--- begin ---

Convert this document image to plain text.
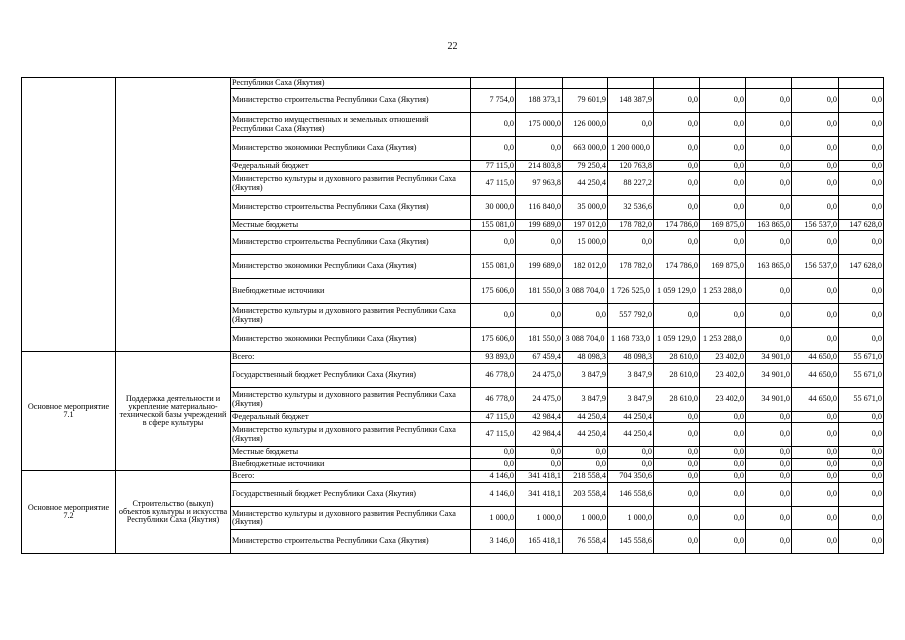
22
		Республики Саха (Якутия)									
		Министерство строительства Республики Саха (Якутия)	7 754,0	188 373,1	79 601,9	148 387,9	0,0	0,0	0,0	0,0	0,0
		Министерство имущественных и земельных отношений Республики Саха (Якутия)	0,0	175 000,0	126 000,0	0,0	0,0	0,0	0,0	0,0	0,0
		Министерство экономики Республики Саха (Якутия)	0,0	0,0	663 000,0	1 200 000,0	0,0	0,0	0,0	0,0	0,0
		Федеральный бюджет	77 115,0	214 803,8	79 250,4	120 763,8	0,0	0,0	0,0	0,0	0,0
		Министерство культуры и духовного развития Республики Саха (Якутия)	47 115,0	97 963,8	44 250,4	88 227,2	0,0	0,0	0,0	0,0	0,0
		Министерство строительства Республики Саха (Якутия)	30 000,0	116 840,0	35 000,0	32 536,6	0,0	0,0	0,0	0,0	0,0
		Местные бюджеты	155 081,0	199 689,0	197 012,0	178 782,0	174 786,0	169 875,0	163 865,0	156 537,0	147 628,0
		Министерство строительства Республики Саха (Якутия)	0,0	0,0	15 000,0	0,0	0,0	0,0	0,0	0,0	0,0
		Министерство экономики Республики Саха (Якутия)	155 081,0	199 689,0	182 012,0	178 782,0	174 786,0	169 875,0	163 865,0	156 537,0	147 628,0
		Внебюджетные источники	175 606,0	181 550,0	3 088 704,0	1 726 525,0	1 059 129,0	1 253 288,0	0,0	0,0	0,0
		Министерство культуры и духовного развития Республики Саха (Якутия)	0,0	0,0	0,0	557 792,0	0,0	0,0	0,0	0,0	0,0
		Министерство экономики Республики Саха (Якутия)	175 606,0	181 550,0	3 088 704,0	1 168 733,0	1 059 129,0	1 253 288,0	0,0	0,0	0,0
Основное мероприятие 7.1	Поддержка деятельности и укрепление материально-технической базы учреждений в сфере культуры	Всего:	93 893,0	67 459,4	48 098,3	48 098,3	28 610,0	23 402,0	34 901,0	44 650,0	55 671,0
		Государственный бюджет Республики Саха (Якутия)	46 778,0	24 475,0	3 847,9	3 847,9	28 610,0	23 402,0	34 901,0	44 650,0	55 671,0
		Министерство культуры и духовного развития Республики Саха (Якутия)	46 778,0	24 475,0	3 847,9	3 847,9	28 610,0	23 402,0	34 901,0	44 650,0	55 671,0
		Федеральный бюджет	47 115,0	42 984,4	44 250,4	44 250,4	0,0	0,0	0,0	0,0	0,0
		Министерство культуры и духовного развития Республики Саха (Якутия)	47 115,0	42 984,4	44 250,4	44 250,4	0,0	0,0	0,0	0,0	0,0
		Местные бюджеты	0,0	0,0	0,0	0,0	0,0	0,0	0,0	0,0	0,0
		Внебюджетные источники	0,0	0,0	0,0	0,0	0,0	0,0	0,0	0,0	0,0
Основное мероприятие 7.2	Строительство (выкуп) объектов культуры и искусства Республики Саха (Якутия)	Всего:	4 146,0	341 418,1	218 558,4	704 350,6	0,0	0,0	0,0	0,0	0,0
		Государственный бюджет Республики Саха (Якутия)	4 146,0	341 418,1	203 558,4	146 558,6	0,0	0,0	0,0	0,0	0,0
		Министерство культуры и духовного развития Республики Саха (Якутия)	1 000,0	1 000,0	1 000,0	1 000,0	0,0	0,0	0,0	0,0	0,0
		Министерство строительства Республики Саха (Якутия)	3 146,0	165 418,1	76 558,4	145 558,6	0,0	0,0	0,0	0,0	0,0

--- end ---

(Problem to solve)
Reproduce every line exactly and omit all pictures.

(Final result)
Convert this document image to plain text.
22
		Республики Саха (Якутия)									
		Министерство строительства Республики Саха (Якутия)	7 754,0	188 373,1	79 601,9	148 387,9	0,0	0,0	0,0	0,0	0,0
		Министерство имущественных и земельных отношений Республики Саха (Якутия)	0,0	175 000,0	126 000,0	0,0	0,0	0,0	0,0	0,0	0,0
		Министерство экономики Республики Саха (Якутия)	0,0	0,0	663 000,0	1 200 000,0	0,0	0,0	0,0	0,0	0,0
		Федеральный бюджет	77 115,0	214 803,8	79 250,4	120 763,8	0,0	0,0	0,0	0,0	0,0
		Министерство культуры и духовного развития Республики Саха (Якутия)	47 115,0	97 963,8	44 250,4	88 227,2	0,0	0,0	0,0	0,0	0,0
		Министерство строительства Республики Саха (Якутия)	30 000,0	116 840,0	35 000,0	32 536,6	0,0	0,0	0,0	0,0	0,0
		Местные бюджеты	155 081,0	199 689,0	197 012,0	178 782,0	174 786,0	169 875,0	163 865,0	156 537,0	147 628,0
		Министерство строительства Республики Саха (Якутия)	0,0	0,0	15 000,0	0,0	0,0	0,0	0,0	0,0	0,0
		Министерство экономики Республики Саха (Якутия)	155 081,0	199 689,0	182 012,0	178 782,0	174 786,0	169 875,0	163 865,0	156 537,0	147 628,0
		Внебюджетные источники	175 606,0	181 550,0	3 088 704,0	1 726 525,0	1 059 129,0	1 253 288,0	0,0	0,0	0,0
		Министерство культуры и духовного развития Республики Саха (Якутия)	0,0	0,0	0,0	557 792,0	0,0	0,0	0,0	0,0	0,0
		Министерство экономики Республики Саха (Якутия)	175 606,0	181 550,0	3 088 704,0	1 168 733,0	1 059 129,0	1 253 288,0	0,0	0,0	0,0
Основное мероприятие 7.1	Поддержка деятельности и укрепление материально-технической базы учреждений в сфере культуры	Всего:	93 893,0	67 459,4	48 098,3	48 098,3	28 610,0	23 402,0	34 901,0	44 650,0	55 671,0
		Государственный бюджет Республики Саха (Якутия)	46 778,0	24 475,0	3 847,9	3 847,9	28 610,0	23 402,0	34 901,0	44 650,0	55 671,0
		Министерство культуры и духовного развития Республики Саха (Якутия)	46 778,0	24 475,0	3 847,9	3 847,9	28 610,0	23 402,0	34 901,0	44 650,0	55 671,0
		Федеральный бюджет	47 115,0	42 984,4	44 250,4	44 250,4	0,0	0,0	0,0	0,0	0,0
		Министерство культуры и духовного развития Республики Саха (Якутия)	47 115,0	42 984,4	44 250,4	44 250,4	0,0	0,0	0,0	0,0	0,0
		Местные бюджеты	0,0	0,0	0,0	0,0	0,0	0,0	0,0	0,0	0,0
		Внебюджетные источники	0,0	0,0	0,0	0,0	0,0	0,0	0,0	0,0	0,0
Основное мероприятие 7.2	Строительство (выкуп) объектов культуры и искусства Республики Саха (Якутия)	Всего:	4 146,0	341 418,1	218 558,4	704 350,6	0,0	0,0	0,0	0,0	0,0
		Государственный бюджет Республики Саха (Якутия)	4 146,0	341 418,1	203 558,4	146 558,6	0,0	0,0	0,0	0,0	0,0
		Министерство культуры и духовного развития Республики Саха (Якутия)	1 000,0	1 000,0	1 000,0	1 000,0	0,0	0,0	0,0	0,0	0,0
		Министерство строительства Республики Саха (Якутия)	3 146,0	165 418,1	76 558,4	145 558,6	0,0	0,0	0,0	0,0	0,0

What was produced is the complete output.